Set exercise >>
Quote all of the data exactly as given. Skip every picture it contains.

Provided data >>
━━━━━━

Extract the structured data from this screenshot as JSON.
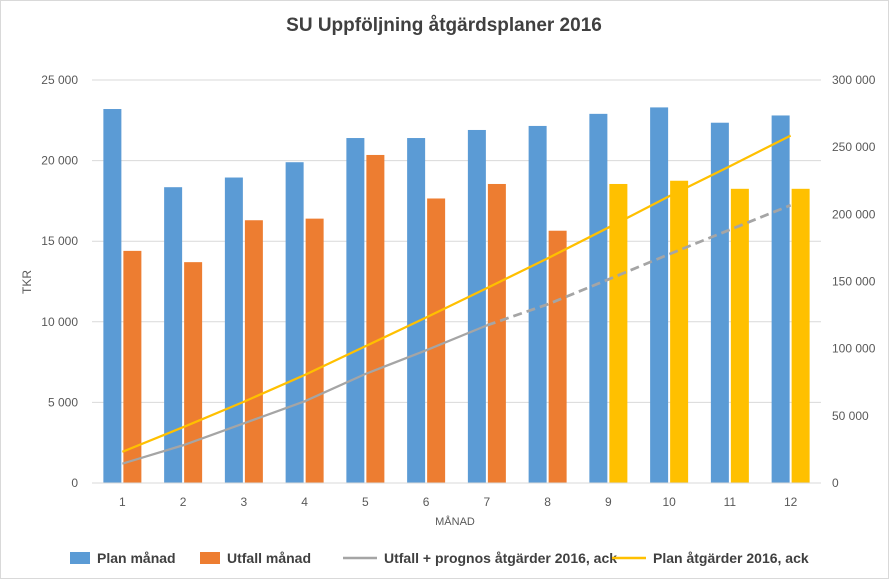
{
  "chart_data": {
    "type": "bar",
    "title": "SU Uppföljning åtgärdsplaner 2016",
    "xlabel": "MÅNAD",
    "ylabel": "TKR",
    "categories": [
      "1",
      "2",
      "3",
      "4",
      "5",
      "6",
      "7",
      "8",
      "9",
      "10",
      "11",
      "12"
    ],
    "ylim": [
      0,
      25000
    ],
    "y_ticks": [
      "0",
      "5 000",
      "10 000",
      "15 000",
      "20 000",
      "25 000"
    ],
    "y2lim": [
      0,
      300000
    ],
    "y2_ticks": [
      "0",
      "50 000",
      "100 000",
      "150 000",
      "200 000",
      "250 000",
      "300 000"
    ],
    "grid": true,
    "legend_position": "bottom",
    "series": [
      {
        "name": "Plan månad",
        "type": "bar",
        "axis": "left",
        "color": "#5b9bd5",
        "values": [
          23200,
          18350,
          18950,
          19900,
          21400,
          21400,
          21900,
          22150,
          22900,
          23300,
          22350,
          22800
        ]
      },
      {
        "name": "Utfall månad",
        "type": "bar",
        "axis": "left",
        "color": "#ed7d31",
        "forecast_color": "#ffc000",
        "forecast_from_index": 8,
        "values": [
          14400,
          13700,
          16300,
          16400,
          20350,
          17650,
          18550,
          15650,
          18550,
          18750,
          18250,
          18250
        ]
      },
      {
        "name": "Utfall + prognos åtgärder 2016, ack",
        "type": "line",
        "axis": "right",
        "color": "#a5a5a5",
        "dashed_from_index": 7,
        "values": [
          14400,
          28100,
          44400,
          60800,
          81150,
          98800,
          117350,
          133000,
          151550,
          170300,
          188550,
          206800
        ]
      },
      {
        "name": "Plan åtgärder 2016, ack",
        "type": "line",
        "axis": "right",
        "color": "#ffc000",
        "values": [
          23200,
          41550,
          60500,
          80400,
          101800,
          123200,
          145100,
          167250,
          190150,
          213450,
          235800,
          258600
        ]
      }
    ]
  }
}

━━━━━━

Worked answer >>
Extract the structured data from this screenshot as JSON.
{
  "chart_data": {
    "type": "bar",
    "title": "SU Uppföljning åtgärdsplaner 2016",
    "xlabel": "MÅNAD",
    "ylabel": "TKR",
    "categories": [
      "1",
      "2",
      "3",
      "4",
      "5",
      "6",
      "7",
      "8",
      "9",
      "10",
      "11",
      "12"
    ],
    "ylim": [
      0,
      25000
    ],
    "y_ticks": [
      "0",
      "5 000",
      "10 000",
      "15 000",
      "20 000",
      "25 000"
    ],
    "y2lim": [
      0,
      300000
    ],
    "y2_ticks": [
      "0",
      "50 000",
      "100 000",
      "150 000",
      "200 000",
      "250 000",
      "300 000"
    ],
    "grid": true,
    "legend_position": "bottom",
    "series": [
      {
        "name": "Plan månad",
        "type": "bar",
        "axis": "left",
        "color": "#5b9bd5",
        "values": [
          23200,
          18350,
          18950,
          19900,
          21400,
          21400,
          21900,
          22150,
          22900,
          23300,
          22350,
          22800
        ]
      },
      {
        "name": "Utfall månad",
        "type": "bar",
        "axis": "left",
        "color": "#ed7d31",
        "forecast_color": "#ffc000",
        "forecast_from_index": 8,
        "values": [
          14400,
          13700,
          16300,
          16400,
          20350,
          17650,
          18550,
          15650,
          18550,
          18750,
          18250,
          18250
        ]
      },
      {
        "name": "Utfall + prognos åtgärder 2016, ack",
        "type": "line",
        "axis": "right",
        "color": "#a5a5a5",
        "dashed_from_index": 7,
        "values": [
          14400,
          28100,
          44400,
          60800,
          81150,
          98800,
          117350,
          133000,
          151550,
          170300,
          188550,
          206800
        ]
      },
      {
        "name": "Plan åtgärder 2016, ack",
        "type": "line",
        "axis": "right",
        "color": "#ffc000",
        "values": [
          23200,
          41550,
          60500,
          80400,
          101800,
          123200,
          145100,
          167250,
          190150,
          213450,
          235800,
          258600
        ]
      }
    ]
  }
}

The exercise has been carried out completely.